Exercise aim: Please pull out every line that includes the string "Chimes".

Material shown:

start

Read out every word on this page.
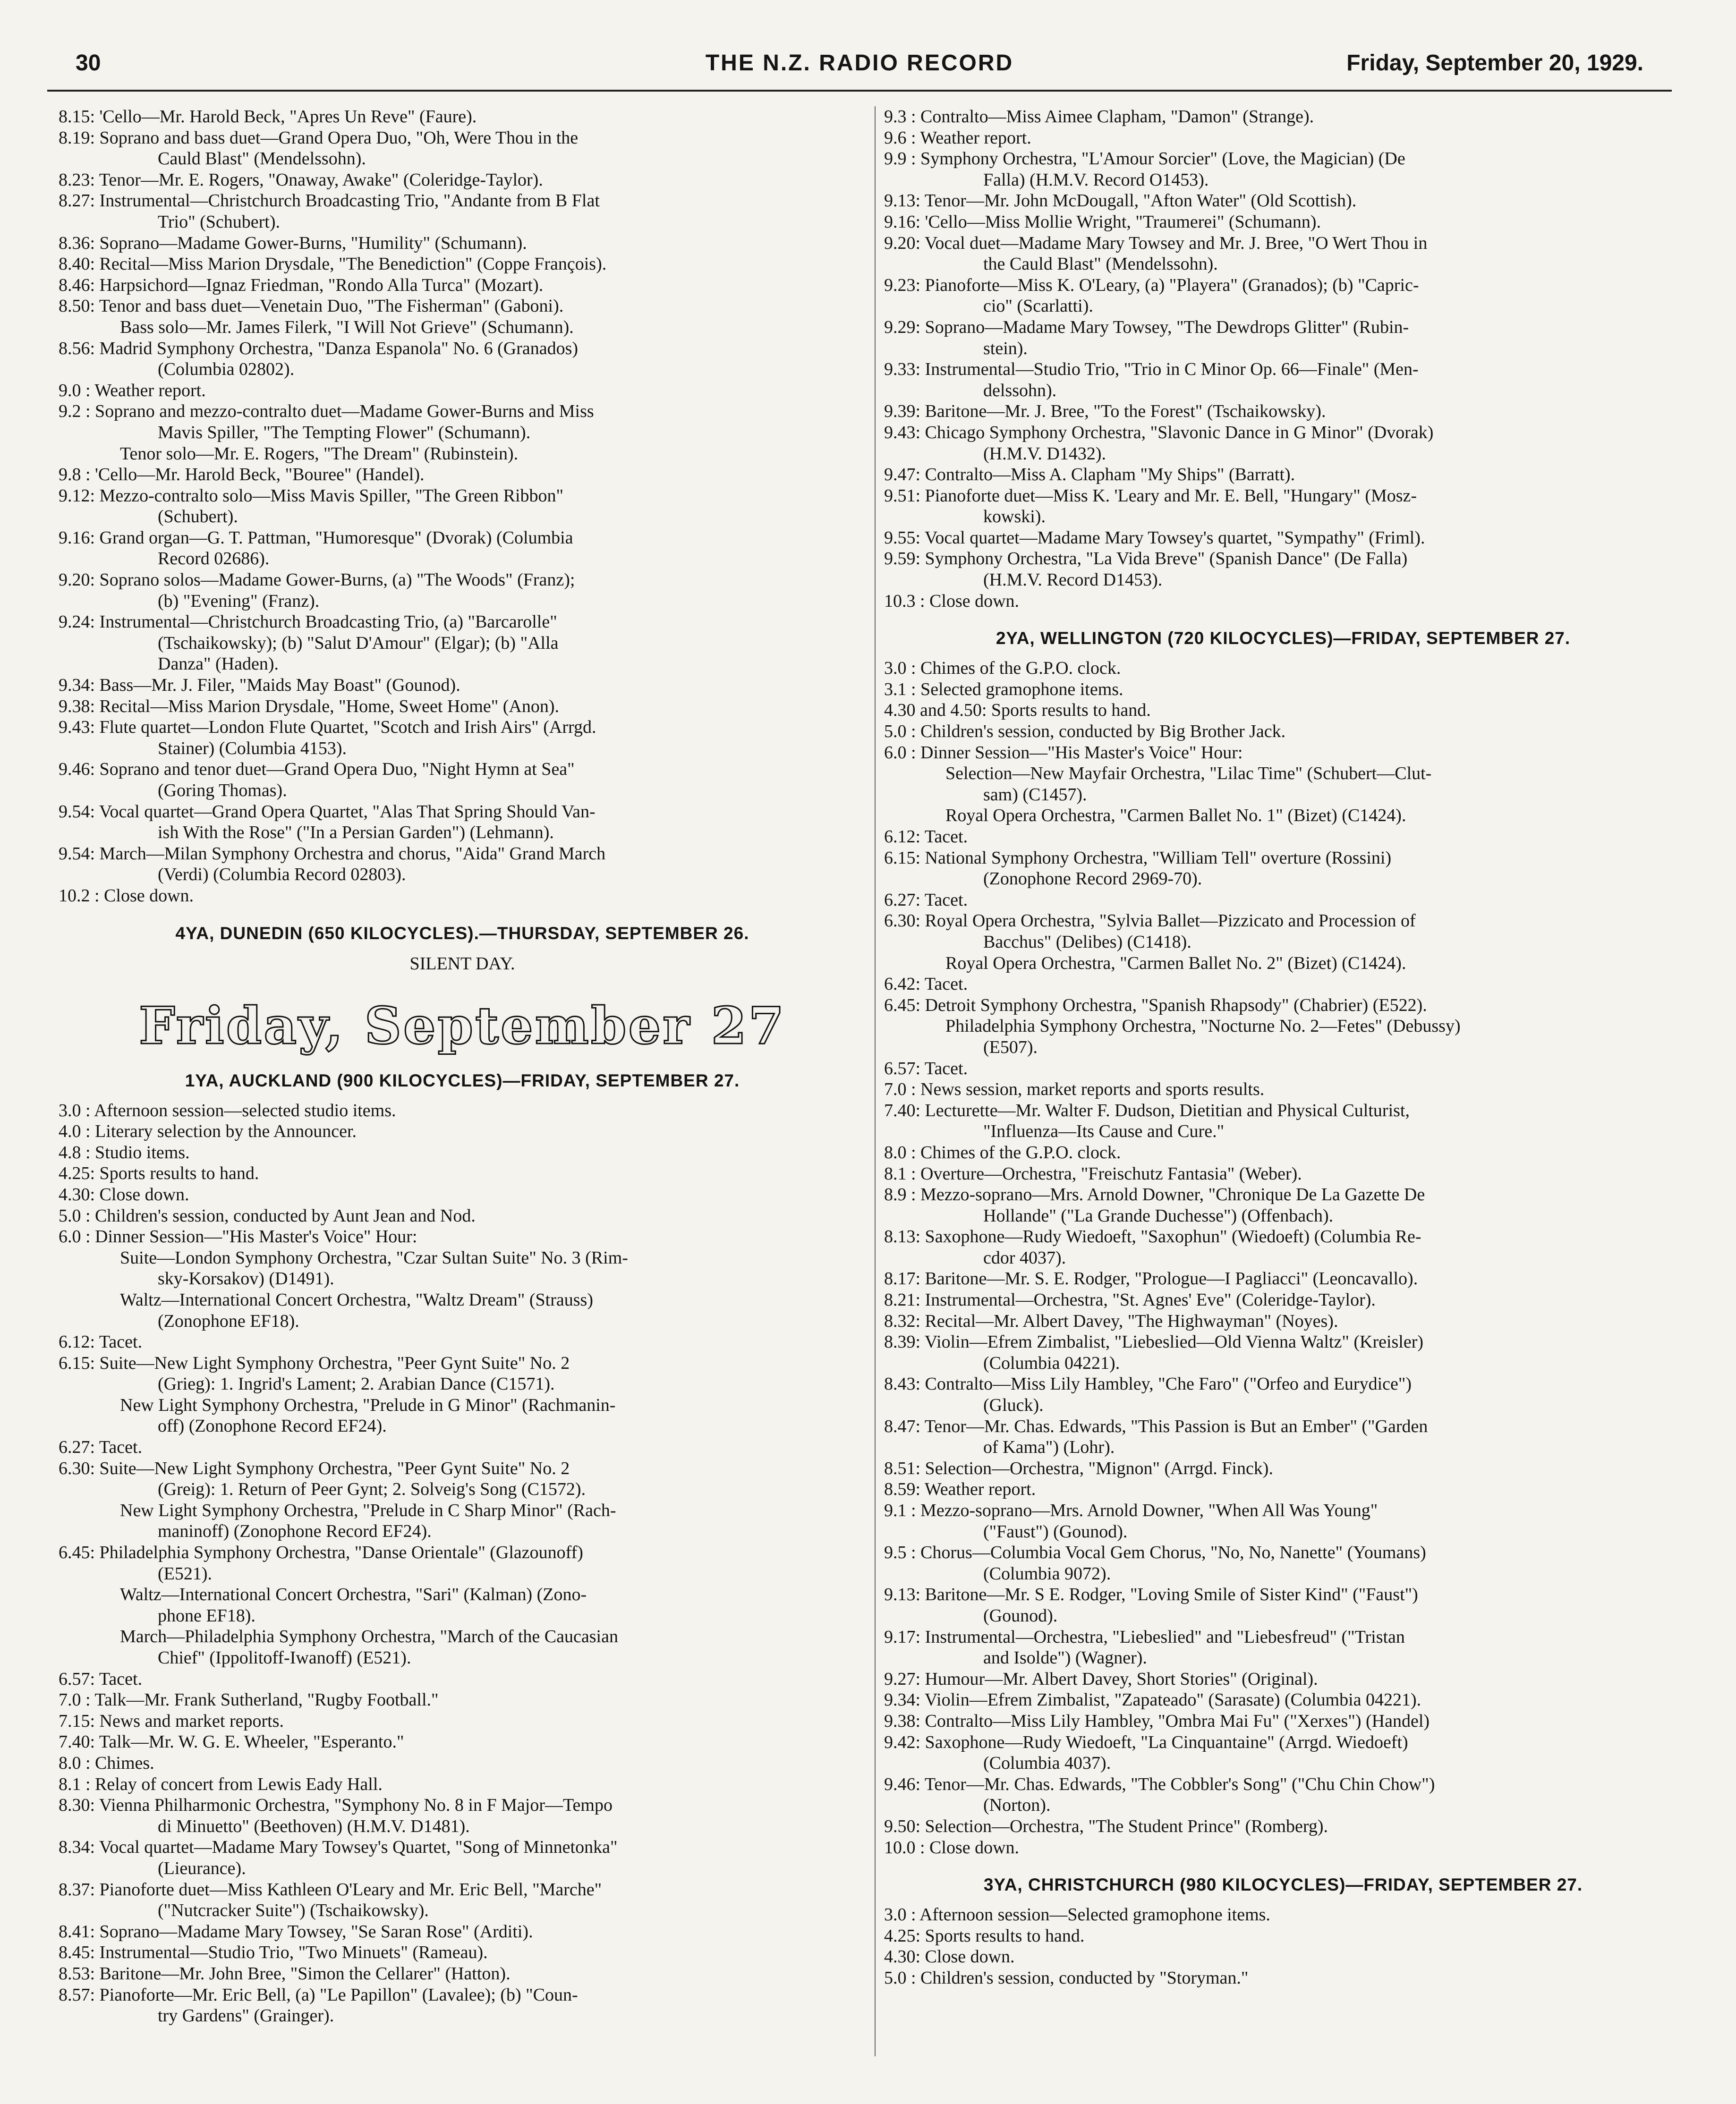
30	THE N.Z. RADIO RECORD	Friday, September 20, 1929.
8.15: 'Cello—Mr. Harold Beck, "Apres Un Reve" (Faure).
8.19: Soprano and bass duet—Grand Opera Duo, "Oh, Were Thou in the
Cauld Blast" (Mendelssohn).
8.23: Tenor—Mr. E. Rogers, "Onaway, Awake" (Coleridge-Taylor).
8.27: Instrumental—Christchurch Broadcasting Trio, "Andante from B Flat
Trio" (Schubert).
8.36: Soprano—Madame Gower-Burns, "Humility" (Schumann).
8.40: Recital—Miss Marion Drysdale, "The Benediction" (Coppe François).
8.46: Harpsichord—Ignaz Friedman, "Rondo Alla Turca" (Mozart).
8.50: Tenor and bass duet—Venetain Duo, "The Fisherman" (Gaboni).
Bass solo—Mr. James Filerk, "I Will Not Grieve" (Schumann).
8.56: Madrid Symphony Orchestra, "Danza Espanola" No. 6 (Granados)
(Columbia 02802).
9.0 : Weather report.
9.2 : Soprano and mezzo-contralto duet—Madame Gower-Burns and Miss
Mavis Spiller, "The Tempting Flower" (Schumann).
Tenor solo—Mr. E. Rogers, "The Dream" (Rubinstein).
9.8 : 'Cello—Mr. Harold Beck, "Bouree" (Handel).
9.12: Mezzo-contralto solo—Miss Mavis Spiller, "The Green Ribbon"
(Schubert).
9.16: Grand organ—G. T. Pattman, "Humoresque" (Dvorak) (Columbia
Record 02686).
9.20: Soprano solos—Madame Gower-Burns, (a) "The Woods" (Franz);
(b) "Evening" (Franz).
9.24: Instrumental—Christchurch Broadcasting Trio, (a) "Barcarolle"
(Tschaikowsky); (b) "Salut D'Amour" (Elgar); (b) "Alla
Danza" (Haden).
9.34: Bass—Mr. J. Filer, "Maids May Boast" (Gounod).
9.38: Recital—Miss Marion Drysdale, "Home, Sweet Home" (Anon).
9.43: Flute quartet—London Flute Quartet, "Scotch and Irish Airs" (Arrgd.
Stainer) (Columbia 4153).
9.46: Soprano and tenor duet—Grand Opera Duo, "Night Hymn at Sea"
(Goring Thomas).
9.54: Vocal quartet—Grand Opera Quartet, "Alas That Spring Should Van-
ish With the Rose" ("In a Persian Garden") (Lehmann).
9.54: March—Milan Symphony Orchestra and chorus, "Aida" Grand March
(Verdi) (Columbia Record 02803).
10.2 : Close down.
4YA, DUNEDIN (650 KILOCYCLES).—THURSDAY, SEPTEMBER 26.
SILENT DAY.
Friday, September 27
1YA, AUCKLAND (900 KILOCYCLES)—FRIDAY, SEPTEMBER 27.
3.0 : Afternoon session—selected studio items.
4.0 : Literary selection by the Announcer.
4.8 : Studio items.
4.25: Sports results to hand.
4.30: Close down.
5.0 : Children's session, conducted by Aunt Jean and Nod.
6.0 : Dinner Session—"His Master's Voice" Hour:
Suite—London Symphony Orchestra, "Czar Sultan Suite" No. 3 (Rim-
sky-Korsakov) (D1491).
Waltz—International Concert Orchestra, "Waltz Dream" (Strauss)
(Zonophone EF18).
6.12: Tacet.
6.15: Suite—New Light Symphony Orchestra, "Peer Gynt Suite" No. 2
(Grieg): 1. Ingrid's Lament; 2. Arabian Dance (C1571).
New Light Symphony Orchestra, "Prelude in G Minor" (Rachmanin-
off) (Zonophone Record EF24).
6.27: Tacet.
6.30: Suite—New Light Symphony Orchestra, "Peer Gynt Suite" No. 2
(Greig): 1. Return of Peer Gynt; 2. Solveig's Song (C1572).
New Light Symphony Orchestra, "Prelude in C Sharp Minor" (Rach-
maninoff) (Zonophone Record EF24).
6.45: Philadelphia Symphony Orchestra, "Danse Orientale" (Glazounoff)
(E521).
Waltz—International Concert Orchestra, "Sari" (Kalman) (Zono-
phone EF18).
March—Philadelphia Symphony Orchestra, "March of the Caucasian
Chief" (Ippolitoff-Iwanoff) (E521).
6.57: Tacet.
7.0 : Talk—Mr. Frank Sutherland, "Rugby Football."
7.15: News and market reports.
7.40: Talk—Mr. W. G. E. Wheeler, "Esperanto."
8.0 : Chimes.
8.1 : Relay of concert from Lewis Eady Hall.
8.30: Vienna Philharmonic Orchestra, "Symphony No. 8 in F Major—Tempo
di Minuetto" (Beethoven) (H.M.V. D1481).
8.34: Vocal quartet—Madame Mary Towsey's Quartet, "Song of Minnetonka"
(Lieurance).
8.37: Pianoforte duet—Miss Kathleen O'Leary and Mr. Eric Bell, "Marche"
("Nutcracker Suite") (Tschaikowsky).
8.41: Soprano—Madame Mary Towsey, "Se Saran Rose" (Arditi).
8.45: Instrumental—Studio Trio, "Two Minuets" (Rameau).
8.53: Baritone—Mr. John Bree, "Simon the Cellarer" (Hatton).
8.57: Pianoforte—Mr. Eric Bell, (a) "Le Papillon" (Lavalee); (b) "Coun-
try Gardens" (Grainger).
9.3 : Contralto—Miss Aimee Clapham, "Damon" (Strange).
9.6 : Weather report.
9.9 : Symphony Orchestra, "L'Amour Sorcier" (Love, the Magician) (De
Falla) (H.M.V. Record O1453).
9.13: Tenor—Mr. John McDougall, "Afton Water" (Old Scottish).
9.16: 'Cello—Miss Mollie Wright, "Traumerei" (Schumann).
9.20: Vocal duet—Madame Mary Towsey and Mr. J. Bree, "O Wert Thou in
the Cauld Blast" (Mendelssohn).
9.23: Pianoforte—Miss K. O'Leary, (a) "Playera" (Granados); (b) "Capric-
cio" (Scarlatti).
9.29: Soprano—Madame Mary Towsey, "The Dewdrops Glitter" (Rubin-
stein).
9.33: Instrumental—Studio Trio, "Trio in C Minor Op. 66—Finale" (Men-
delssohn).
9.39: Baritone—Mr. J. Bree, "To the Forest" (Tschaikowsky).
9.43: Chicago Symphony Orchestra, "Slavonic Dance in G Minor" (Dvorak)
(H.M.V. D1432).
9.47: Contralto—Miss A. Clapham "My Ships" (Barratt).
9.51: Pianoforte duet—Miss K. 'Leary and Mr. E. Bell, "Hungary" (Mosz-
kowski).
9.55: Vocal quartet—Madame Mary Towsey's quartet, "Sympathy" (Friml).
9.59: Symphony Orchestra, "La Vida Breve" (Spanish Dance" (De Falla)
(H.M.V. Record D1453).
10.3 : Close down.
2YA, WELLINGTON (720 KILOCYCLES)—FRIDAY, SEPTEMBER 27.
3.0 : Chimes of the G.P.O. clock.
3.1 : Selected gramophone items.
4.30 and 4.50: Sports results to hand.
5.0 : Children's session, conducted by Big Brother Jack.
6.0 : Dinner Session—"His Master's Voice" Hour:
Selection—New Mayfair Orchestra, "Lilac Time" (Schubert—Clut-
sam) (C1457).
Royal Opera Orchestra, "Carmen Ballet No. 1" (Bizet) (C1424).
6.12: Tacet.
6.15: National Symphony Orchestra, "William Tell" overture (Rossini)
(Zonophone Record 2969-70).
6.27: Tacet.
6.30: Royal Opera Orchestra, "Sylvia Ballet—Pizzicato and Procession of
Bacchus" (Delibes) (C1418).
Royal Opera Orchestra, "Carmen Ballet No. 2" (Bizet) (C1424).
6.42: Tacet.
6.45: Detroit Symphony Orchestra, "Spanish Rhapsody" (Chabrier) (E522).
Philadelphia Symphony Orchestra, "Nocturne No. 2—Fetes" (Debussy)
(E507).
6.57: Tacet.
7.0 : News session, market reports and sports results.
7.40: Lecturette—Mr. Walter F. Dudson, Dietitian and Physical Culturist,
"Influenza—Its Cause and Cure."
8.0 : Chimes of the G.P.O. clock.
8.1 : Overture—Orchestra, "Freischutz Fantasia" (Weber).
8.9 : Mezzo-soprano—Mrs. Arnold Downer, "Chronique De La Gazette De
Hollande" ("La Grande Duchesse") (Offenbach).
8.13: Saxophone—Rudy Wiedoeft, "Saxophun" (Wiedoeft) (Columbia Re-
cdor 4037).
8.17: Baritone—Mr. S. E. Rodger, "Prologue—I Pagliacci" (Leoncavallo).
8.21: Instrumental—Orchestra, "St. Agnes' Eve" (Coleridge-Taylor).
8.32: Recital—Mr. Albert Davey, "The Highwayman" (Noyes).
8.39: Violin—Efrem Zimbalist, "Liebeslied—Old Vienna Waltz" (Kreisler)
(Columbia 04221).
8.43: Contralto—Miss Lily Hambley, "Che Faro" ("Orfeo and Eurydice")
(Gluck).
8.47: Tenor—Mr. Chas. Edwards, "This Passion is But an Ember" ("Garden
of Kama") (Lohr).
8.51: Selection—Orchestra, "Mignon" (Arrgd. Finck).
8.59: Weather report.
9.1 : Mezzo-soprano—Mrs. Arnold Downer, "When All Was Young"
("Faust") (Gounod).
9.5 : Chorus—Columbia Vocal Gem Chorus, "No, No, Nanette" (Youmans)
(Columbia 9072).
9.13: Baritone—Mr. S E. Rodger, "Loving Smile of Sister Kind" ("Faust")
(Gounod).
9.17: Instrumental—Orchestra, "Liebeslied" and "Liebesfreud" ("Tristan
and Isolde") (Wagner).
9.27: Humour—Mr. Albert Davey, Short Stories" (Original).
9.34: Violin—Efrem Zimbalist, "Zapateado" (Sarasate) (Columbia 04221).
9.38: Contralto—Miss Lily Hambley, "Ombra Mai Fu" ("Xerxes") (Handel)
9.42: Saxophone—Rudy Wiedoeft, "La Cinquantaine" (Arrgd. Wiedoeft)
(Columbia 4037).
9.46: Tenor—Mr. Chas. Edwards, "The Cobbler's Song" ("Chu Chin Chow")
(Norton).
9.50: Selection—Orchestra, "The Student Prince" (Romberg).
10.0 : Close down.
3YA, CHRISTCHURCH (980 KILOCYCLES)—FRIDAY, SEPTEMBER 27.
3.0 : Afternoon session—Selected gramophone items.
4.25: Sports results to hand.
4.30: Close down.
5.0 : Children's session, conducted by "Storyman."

end
start

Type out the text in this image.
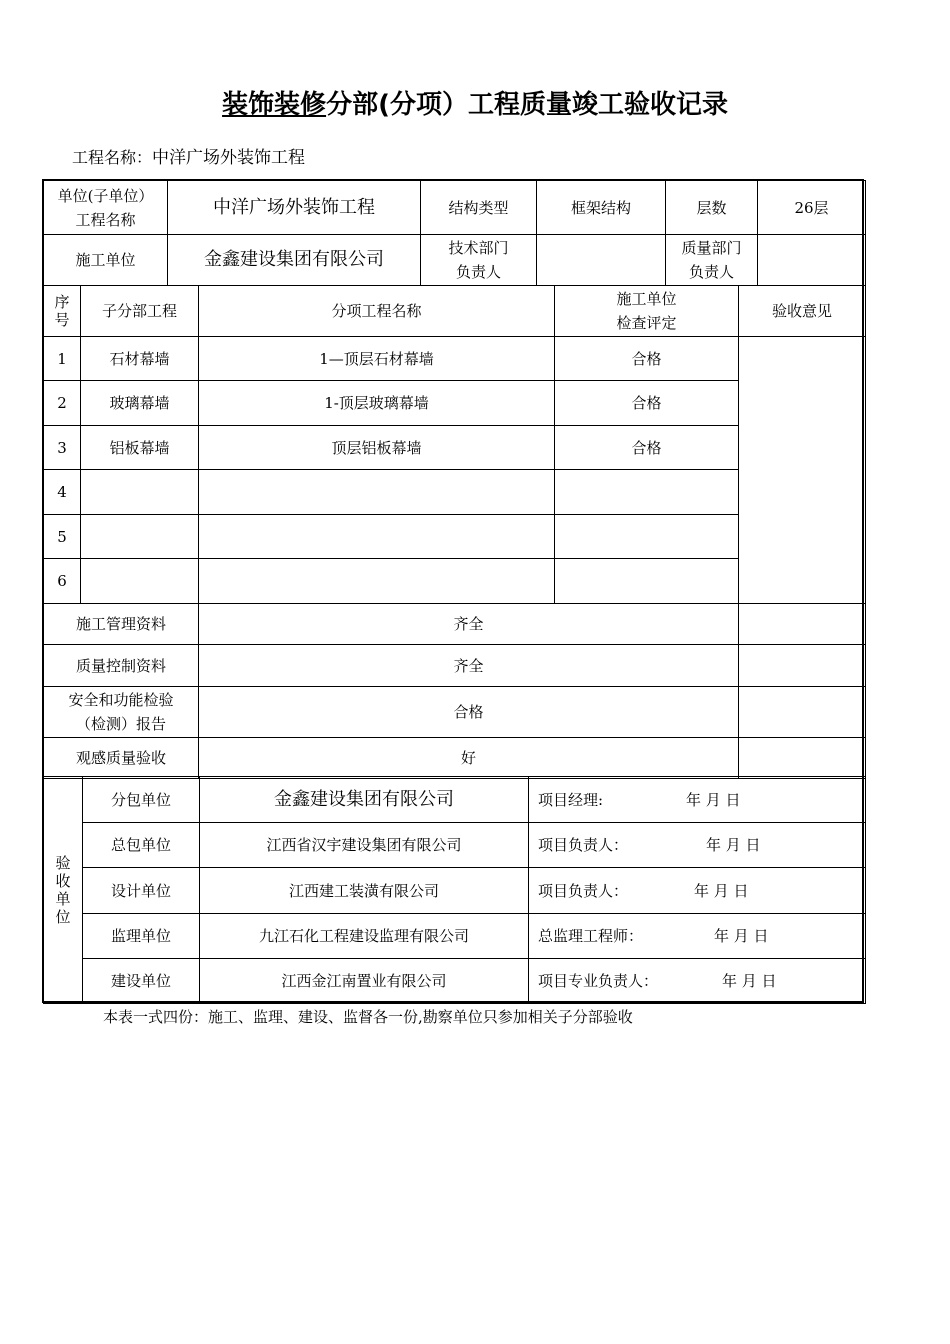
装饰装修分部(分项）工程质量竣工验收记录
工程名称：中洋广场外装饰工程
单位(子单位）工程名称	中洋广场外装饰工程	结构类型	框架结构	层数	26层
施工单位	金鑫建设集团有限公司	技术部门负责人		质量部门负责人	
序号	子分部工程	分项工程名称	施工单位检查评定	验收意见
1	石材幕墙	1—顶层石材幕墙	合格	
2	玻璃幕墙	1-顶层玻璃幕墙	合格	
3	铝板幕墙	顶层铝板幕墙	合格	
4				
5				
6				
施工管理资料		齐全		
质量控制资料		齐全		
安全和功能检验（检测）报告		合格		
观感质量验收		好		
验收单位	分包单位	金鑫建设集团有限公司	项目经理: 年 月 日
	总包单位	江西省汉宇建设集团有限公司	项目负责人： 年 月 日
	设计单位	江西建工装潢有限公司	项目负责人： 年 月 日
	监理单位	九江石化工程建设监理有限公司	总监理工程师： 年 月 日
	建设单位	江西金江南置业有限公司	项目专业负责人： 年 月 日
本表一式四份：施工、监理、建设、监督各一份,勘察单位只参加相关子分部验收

end
start

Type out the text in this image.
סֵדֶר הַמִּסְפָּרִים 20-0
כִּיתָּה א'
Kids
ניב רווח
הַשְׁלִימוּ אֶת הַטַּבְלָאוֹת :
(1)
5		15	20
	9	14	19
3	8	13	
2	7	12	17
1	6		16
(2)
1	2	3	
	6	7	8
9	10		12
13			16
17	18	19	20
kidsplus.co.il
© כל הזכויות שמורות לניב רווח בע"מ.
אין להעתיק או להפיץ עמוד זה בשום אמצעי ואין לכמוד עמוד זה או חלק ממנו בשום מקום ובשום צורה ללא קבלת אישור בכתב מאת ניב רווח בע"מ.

end

Exercise solution:
8.0 : Chimes.
3.0 : Chimes of the G.P.O. clock.
8.0 : Chimes of the G.P.O. clock.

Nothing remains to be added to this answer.